======== Task inputs

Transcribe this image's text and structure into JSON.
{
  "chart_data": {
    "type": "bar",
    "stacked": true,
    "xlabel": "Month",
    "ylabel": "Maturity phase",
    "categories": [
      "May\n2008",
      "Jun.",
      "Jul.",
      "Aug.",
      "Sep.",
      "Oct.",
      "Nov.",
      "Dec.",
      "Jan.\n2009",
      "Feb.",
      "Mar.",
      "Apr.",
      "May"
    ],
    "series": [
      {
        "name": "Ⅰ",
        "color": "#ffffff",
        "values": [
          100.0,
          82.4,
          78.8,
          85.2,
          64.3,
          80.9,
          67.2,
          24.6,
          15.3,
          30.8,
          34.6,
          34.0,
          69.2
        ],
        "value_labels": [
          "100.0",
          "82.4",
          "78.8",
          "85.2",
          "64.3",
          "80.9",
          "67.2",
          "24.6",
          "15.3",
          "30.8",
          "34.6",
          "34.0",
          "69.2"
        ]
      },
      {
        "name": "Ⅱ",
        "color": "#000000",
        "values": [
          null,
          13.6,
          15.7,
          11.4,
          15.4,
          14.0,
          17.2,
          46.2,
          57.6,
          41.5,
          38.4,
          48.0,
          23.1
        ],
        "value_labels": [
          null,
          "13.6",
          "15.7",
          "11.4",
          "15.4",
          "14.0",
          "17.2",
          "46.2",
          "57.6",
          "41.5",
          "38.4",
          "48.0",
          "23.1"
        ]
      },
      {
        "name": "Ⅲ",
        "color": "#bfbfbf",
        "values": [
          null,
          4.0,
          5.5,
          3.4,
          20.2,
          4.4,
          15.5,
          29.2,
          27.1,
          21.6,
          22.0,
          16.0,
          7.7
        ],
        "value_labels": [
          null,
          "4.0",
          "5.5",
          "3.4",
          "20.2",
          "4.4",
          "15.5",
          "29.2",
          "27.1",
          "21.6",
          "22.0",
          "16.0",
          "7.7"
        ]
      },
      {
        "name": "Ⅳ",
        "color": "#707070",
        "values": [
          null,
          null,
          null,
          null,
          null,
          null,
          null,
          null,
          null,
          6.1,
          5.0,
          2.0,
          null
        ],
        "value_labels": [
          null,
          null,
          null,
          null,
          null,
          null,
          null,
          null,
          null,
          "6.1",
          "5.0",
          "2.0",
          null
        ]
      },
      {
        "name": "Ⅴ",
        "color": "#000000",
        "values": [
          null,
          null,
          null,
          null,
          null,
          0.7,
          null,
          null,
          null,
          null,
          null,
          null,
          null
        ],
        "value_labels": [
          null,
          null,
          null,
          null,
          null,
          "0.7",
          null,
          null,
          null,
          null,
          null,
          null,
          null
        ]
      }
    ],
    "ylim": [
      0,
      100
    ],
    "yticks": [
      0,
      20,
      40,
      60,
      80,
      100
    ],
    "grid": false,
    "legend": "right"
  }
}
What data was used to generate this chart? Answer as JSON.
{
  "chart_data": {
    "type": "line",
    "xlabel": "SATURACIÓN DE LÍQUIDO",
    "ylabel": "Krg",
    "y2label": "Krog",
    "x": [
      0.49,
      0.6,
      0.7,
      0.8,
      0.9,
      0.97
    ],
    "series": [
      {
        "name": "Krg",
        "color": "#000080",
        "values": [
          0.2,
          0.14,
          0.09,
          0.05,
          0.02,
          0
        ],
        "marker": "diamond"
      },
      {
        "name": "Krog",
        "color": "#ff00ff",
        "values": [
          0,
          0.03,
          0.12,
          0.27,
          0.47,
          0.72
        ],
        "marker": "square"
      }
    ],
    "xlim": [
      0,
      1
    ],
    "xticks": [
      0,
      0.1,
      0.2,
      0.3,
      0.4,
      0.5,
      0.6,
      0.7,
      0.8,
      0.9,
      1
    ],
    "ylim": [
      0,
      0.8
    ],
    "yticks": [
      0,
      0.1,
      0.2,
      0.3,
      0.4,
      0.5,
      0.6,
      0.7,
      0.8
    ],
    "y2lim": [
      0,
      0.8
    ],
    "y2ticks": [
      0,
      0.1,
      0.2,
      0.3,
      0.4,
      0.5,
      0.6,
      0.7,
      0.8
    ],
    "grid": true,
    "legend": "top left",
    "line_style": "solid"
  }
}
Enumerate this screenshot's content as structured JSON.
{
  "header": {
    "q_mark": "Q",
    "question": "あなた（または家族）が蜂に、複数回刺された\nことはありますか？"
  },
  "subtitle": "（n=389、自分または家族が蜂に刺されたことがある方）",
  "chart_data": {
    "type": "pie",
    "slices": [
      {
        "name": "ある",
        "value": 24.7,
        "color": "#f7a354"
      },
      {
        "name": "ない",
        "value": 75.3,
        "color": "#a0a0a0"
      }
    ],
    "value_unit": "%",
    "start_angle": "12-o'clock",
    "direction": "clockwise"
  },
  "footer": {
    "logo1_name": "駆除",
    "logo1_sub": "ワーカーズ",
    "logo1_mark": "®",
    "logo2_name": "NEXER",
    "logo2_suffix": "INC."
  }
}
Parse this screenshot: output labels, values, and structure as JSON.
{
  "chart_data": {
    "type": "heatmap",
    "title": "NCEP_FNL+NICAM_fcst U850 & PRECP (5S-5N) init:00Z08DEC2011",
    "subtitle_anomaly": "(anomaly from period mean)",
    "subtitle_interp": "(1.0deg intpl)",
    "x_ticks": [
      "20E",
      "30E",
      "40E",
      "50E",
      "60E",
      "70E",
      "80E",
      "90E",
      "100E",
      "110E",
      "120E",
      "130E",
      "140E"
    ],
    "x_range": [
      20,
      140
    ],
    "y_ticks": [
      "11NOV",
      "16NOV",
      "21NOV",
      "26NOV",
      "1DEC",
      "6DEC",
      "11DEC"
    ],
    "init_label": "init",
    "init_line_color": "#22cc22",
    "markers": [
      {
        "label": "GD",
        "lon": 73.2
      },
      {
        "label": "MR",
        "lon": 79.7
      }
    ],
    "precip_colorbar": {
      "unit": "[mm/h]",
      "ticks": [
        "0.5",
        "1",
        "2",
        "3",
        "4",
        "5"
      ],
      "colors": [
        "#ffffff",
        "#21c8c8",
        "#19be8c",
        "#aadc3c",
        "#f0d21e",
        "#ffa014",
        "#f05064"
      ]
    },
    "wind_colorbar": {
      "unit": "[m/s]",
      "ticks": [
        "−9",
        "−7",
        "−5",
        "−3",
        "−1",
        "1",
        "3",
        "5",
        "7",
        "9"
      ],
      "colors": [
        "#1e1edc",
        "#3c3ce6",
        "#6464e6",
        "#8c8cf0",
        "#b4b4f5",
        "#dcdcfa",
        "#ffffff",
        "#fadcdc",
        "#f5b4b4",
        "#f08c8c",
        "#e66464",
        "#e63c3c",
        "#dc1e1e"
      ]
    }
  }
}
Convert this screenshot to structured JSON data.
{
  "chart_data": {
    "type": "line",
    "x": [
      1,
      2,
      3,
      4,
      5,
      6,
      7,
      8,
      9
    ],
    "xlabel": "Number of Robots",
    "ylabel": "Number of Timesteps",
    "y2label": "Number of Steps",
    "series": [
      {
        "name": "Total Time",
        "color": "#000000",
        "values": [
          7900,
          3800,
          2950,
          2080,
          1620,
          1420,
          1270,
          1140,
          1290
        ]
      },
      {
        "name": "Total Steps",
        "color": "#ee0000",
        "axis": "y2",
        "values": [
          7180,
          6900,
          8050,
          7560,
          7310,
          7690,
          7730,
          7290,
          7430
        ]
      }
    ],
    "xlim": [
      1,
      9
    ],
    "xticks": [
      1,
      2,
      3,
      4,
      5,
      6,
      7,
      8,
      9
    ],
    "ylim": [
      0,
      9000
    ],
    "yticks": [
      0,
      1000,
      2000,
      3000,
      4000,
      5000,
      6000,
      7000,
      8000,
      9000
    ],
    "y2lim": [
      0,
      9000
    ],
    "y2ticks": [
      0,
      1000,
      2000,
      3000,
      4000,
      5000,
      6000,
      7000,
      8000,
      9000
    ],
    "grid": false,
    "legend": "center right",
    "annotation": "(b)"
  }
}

================

## Work required:
Look through the entries and return every line where "this" appears.

## Task solution:
Transcribe this image's text and structure into JSON.
What data was used to generate this chart? Answer as JSON.
Enumerate this screenshot's content as structured JSON.
Parse this screenshot: output labels, values, and structure as JSON.
Convert this screenshot to structured JSON data.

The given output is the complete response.